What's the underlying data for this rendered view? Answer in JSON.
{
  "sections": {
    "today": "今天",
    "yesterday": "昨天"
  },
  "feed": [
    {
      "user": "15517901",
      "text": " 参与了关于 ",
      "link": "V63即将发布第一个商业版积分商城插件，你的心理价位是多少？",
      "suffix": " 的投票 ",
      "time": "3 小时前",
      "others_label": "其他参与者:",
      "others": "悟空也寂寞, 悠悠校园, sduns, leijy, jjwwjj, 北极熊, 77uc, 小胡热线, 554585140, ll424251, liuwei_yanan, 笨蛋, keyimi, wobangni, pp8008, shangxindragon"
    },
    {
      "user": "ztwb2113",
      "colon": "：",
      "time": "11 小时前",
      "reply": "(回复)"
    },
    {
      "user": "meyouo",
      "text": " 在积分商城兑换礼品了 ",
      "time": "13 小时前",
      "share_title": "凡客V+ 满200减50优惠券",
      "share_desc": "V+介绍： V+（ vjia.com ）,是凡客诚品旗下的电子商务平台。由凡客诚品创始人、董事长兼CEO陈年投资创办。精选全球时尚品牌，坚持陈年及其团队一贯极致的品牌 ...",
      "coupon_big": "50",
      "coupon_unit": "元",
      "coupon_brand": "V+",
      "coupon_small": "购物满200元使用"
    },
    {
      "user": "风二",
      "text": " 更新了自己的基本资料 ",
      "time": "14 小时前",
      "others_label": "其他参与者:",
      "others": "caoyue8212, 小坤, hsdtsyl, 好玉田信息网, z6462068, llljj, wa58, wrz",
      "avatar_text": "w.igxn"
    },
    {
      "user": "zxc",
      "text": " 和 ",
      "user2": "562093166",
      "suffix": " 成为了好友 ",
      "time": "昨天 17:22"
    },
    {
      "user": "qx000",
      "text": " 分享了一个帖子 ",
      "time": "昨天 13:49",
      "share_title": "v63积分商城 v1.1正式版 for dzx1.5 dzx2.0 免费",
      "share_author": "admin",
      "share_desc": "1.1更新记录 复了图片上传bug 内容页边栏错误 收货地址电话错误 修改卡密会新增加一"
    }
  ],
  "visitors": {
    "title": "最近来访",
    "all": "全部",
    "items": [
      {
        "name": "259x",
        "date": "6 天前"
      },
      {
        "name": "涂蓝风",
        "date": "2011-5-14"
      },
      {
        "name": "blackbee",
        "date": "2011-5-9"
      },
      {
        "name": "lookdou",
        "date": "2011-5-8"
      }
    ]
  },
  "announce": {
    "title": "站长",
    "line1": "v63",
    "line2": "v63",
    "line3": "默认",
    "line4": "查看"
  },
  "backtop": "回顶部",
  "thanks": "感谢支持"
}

____________

Set task. Every record shown above should be written out again exactly.

Solution to this problem.
What's the underlying data for this rendered view? Answer in JSON.
{
  "sections": {
    "today": "今天",
    "yesterday": "昨天"
  },
  "feed": [
    {
      "user": "15517901",
      "text": " 参与了关于 ",
      "link": "V63即将发布第一个商业版积分商城插件，你的心理价位是多少？",
      "suffix": " 的投票 ",
      "time": "3 小时前",
      "others_label": "其他参与者:",
      "others": "悟空也寂寞, 悠悠校园, sduns, leijy, jjwwjj, 北极熊, 77uc, 小胡热线, 554585140, ll424251, liuwei_yanan, 笨蛋, keyimi, wobangni, pp8008, shangxindragon"
    },
    {
      "user": "ztwb2113",
      "colon": "：",
      "time": "11 小时前",
      "reply": "(回复)"
    },
    {
      "user": "meyouo",
      "text": " 在积分商城兑换礼品了 ",
      "time": "13 小时前",
      "share_title": "凡客V+ 满200减50优惠券",
      "share_desc": "V+介绍： V+（ vjia.com ）,是凡客诚品旗下的电子商务平台。由凡客诚品创始人、董事长兼CEO陈年投资创办。精选全球时尚品牌，坚持陈年及其团队一贯极致的品牌 ...",
      "coupon_big": "50",
      "coupon_unit": "元",
      "coupon_brand": "V+",
      "coupon_small": "购物满200元使用"
    },
    {
      "user": "风二",
      "text": " 更新了自己的基本资料 ",
      "time": "14 小时前",
      "others_label": "其他参与者:",
      "others": "caoyue8212, 小坤, hsdtsyl, 好玉田信息网, z6462068, llljj, wa58, wrz",
      "avatar_text": "w.igxn"
    },
    {
      "user": "zxc",
      "text": " 和 ",
      "user2": "562093166",
      "suffix": " 成为了好友 ",
      "time": "昨天 17:22"
    },
    {
      "user": "qx000",
      "text": " 分享了一个帖子 ",
      "time": "昨天 13:49",
      "share_title": "v63积分商城 v1.1正式版 for dzx1.5 dzx2.0 免费",
      "share_author": "admin",
      "share_desc": "1.1更新记录 复了图片上传bug 内容页边栏错误 收货地址电话错误 修改卡密会新增加一"
    }
  ],
  "visitors": {
    "title": "最近来访",
    "all": "全部",
    "items": [
      {
        "name": "259x",
        "date": "6 天前"
      },
      {
        "name": "涂蓝风",
        "date": "2011-5-14"
      },
      {
        "name": "blackbee",
        "date": "2011-5-9"
      },
      {
        "name": "lookdou",
        "date": "2011-5-8"
      }
    ]
  },
  "announce": {
    "title": "站长",
    "line1": "v63",
    "line2": "v63",
    "line3": "默认",
    "line4": "查看"
  },
  "backtop": "回顶部",
  "thanks": "感谢支持"
}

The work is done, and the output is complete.